• REQUIREMENT:
Convert the lines of the listing between the one containing "263, 685, 272]" and the one containing "13, 329, 24]", inclusive, into a numbered list, dropping any blank lines.

# # #

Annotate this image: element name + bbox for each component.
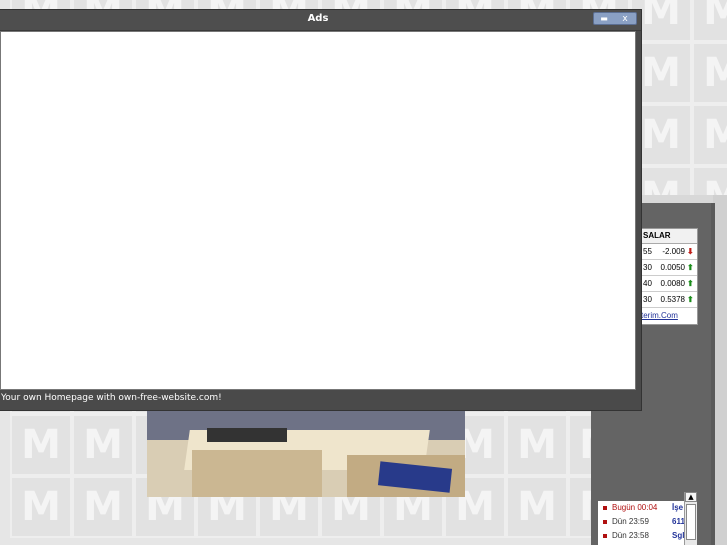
forex-value: 0.0050	[660, 263, 685, 272]
forex-prefix: 40	[643, 279, 652, 288]
scroll-thumb[interactable]	[686, 504, 696, 540]
news-title[interactable]: İşe	[672, 501, 683, 515]
news-title[interactable]: Sgl	[672, 529, 684, 543]
bullet-icon	[603, 534, 607, 538]
right-edge-panel	[713, 195, 727, 545]
scroll-up-icon[interactable]: ▲	[685, 492, 697, 502]
arrow-down-icon: ⬇	[687, 247, 694, 256]
background-tile: M	[10, 476, 72, 538]
background-tile: M	[692, 0, 727, 42]
forex-prefix: 55	[643, 247, 652, 256]
news-time: Dün 23:59	[612, 517, 649, 526]
ad-content-area	[0, 31, 636, 390]
photo-equipment	[207, 428, 287, 442]
background-tile: M	[506, 414, 568, 476]
news-item[interactable]: Dün 23:58 Sgl	[598, 529, 684, 543]
arrow-up-icon: ⬆	[687, 295, 694, 304]
background-tile: M	[72, 414, 134, 476]
news-scrollbar[interactable]: ▲	[684, 492, 697, 545]
dialog-title: Ads	[307, 13, 329, 24]
forex-value: 0.5378	[660, 295, 685, 304]
bullet-icon	[603, 520, 607, 524]
office-photo	[147, 410, 465, 497]
forex-value: 0.0080	[660, 279, 685, 288]
right-divider	[711, 203, 715, 545]
close-icon[interactable]: x	[618, 14, 632, 24]
dialog-footer-text: Your own Homepage with own-free-website.…	[1, 393, 222, 403]
ads-dialog: Ads ▬ x Your own Homepage with own-free-…	[0, 9, 642, 411]
forex-prefix: 30	[643, 263, 652, 272]
arrow-up-icon: ⬆	[687, 263, 694, 272]
window-controls: ▬ x	[593, 12, 637, 25]
dialog-titlebar[interactable]: Ads ▬ x	[0, 10, 641, 31]
maximize-icon[interactable]: ▬	[597, 15, 611, 23]
background-tile: M	[10, 414, 72, 476]
news-title[interactable]: 611	[672, 515, 684, 529]
background-tile: M	[692, 42, 727, 104]
background-tile: M	[72, 476, 134, 538]
forex-prefix: 30	[643, 295, 652, 304]
photo-cabinet	[192, 450, 322, 497]
bullet-icon	[603, 506, 607, 510]
background-tile: M	[506, 476, 568, 538]
news-item[interactable]: Dün 23:59 611	[598, 515, 684, 529]
news-item[interactable]: Bugün 00:04 İşe	[598, 501, 684, 515]
news-time: Dün 23:58	[612, 531, 649, 540]
forex-value: -2.009	[662, 247, 685, 256]
news-time: Bugün 00:04	[612, 503, 658, 512]
background-tile: M	[692, 104, 727, 166]
arrow-up-icon: ⬆	[687, 279, 694, 288]
news-list: Bugün 00:04 İşe Dün 23:59 611 Dün 23:58 …	[598, 501, 684, 545]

# # #

• OUTPUT BELOW:
1. forex-value: 0.0050	[660, 263, 685, 272]
2. forex-prefix: 40	[643, 279, 652, 288]
3. scroll-thumb[interactable]	[686, 504, 696, 540]
4. news-title[interactable]: İşe	[672, 501, 683, 515]
5. news-title[interactable]: Sgl	[672, 529, 684, 543]
6. bullet-icon	[603, 534, 607, 538]
7. right-edge-panel	[713, 195, 727, 545]
8. scroll-up-icon[interactable]: ▲	[685, 492, 697, 502]
9. arrow-down-icon: ⬇	[687, 247, 694, 256]
10. background-tile: M	[10, 476, 72, 538]
11. background-tile: M	[692, 0, 727, 42]
12. forex-prefix: 55	[643, 247, 652, 256]
13. news-time: Dün 23:59	[612, 517, 649, 526]
14. ad-content-area	[0, 31, 636, 390]
15. photo-equipment	[207, 428, 287, 442]
16. background-tile: M	[506, 414, 568, 476]
17. news-item[interactable]: Dün 23:58 Sgl	[598, 529, 684, 543]
18. arrow-up-icon: ⬆	[687, 295, 694, 304]
19. background-tile: M	[72, 414, 134, 476]
20. news-scrollbar[interactable]: ▲	[684, 492, 697, 545]
21. dialog-title: Ads	[307, 13, 329, 24]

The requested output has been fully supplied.